Problem description ->
Find each line holding "content" and copy it out.

Data listing ->
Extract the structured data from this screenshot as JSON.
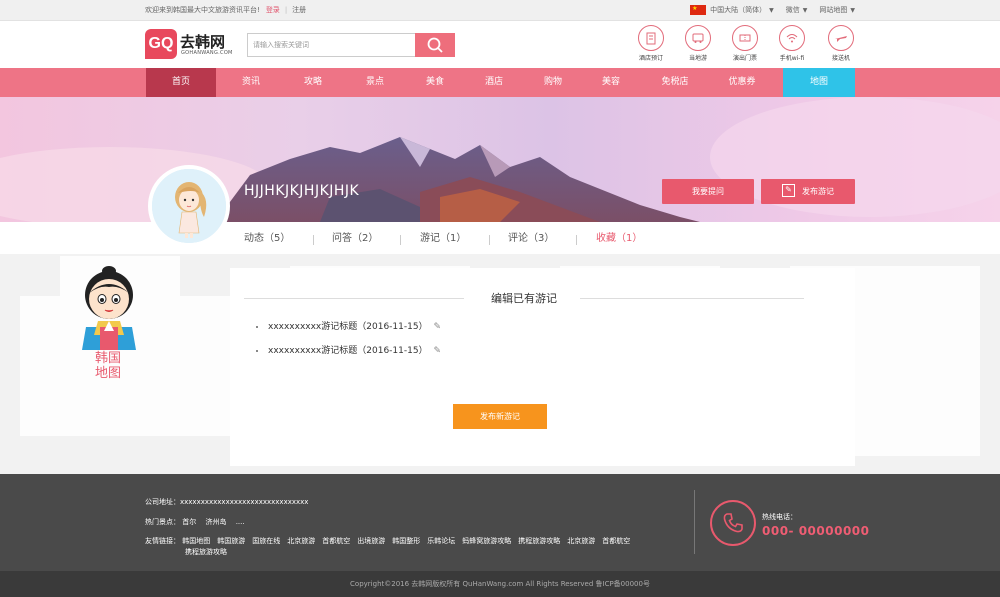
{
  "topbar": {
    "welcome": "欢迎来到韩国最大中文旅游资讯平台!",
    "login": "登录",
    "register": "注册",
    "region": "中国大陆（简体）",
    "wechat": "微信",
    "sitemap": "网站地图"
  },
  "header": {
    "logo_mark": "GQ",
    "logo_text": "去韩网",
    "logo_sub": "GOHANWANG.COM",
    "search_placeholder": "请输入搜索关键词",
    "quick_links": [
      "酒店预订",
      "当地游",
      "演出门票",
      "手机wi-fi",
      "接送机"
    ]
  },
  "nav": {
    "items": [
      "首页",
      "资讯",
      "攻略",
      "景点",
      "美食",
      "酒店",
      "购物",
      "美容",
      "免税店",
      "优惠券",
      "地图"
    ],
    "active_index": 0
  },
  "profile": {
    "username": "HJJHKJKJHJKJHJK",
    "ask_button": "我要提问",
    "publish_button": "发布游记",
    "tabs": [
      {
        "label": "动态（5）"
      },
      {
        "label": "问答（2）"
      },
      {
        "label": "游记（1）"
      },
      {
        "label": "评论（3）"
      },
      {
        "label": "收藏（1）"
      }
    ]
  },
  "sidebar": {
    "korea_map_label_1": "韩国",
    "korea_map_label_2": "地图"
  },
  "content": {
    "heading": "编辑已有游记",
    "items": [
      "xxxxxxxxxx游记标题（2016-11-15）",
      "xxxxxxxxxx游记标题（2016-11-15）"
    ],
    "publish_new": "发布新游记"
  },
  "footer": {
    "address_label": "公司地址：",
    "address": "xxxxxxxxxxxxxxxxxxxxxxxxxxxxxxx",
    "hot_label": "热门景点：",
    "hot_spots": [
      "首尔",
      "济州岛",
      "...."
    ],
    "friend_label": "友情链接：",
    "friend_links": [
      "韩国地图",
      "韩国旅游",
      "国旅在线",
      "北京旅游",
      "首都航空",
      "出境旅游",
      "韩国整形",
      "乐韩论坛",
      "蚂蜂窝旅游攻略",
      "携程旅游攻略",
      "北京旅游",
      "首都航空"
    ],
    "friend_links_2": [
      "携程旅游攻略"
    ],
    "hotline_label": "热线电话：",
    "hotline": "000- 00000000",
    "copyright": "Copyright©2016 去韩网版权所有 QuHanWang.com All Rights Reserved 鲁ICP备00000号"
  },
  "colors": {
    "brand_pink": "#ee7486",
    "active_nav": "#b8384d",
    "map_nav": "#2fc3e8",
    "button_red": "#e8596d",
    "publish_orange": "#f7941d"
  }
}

--

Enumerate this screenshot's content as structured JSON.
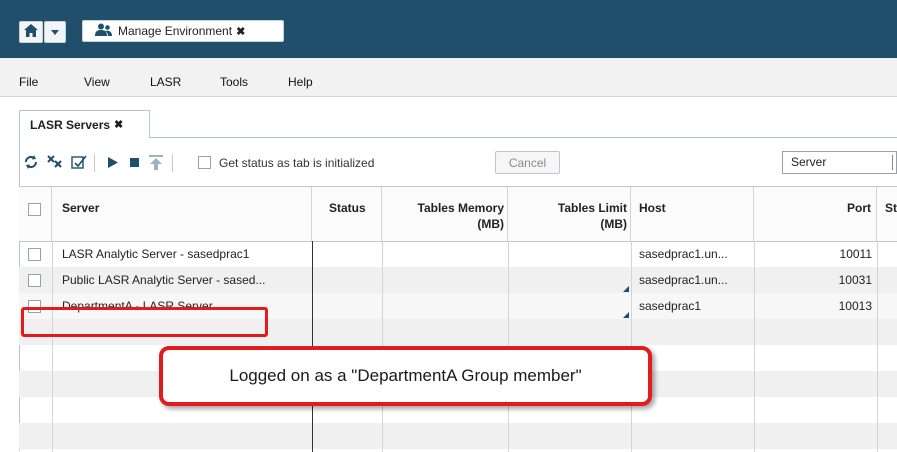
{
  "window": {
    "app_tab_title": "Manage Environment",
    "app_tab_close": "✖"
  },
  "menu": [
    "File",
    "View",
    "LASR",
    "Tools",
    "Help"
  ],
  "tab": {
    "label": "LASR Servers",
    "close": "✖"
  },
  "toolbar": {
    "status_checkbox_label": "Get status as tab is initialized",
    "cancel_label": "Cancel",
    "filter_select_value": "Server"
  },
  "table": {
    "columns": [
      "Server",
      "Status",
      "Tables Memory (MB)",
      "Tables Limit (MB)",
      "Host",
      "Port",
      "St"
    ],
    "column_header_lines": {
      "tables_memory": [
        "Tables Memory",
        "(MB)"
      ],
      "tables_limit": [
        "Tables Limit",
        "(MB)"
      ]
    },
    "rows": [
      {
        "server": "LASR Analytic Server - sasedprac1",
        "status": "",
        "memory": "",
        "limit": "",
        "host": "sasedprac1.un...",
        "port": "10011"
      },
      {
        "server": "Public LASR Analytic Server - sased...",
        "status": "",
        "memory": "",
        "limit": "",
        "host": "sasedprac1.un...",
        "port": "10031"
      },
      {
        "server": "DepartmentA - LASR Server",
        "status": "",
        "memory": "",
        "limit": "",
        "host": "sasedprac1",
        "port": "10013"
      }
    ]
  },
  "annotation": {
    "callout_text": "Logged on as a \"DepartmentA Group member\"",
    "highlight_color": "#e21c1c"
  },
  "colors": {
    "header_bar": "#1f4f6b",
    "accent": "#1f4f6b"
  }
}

Written answer ->
  "content": {
Enumerate this screenshot's content as structured JSON.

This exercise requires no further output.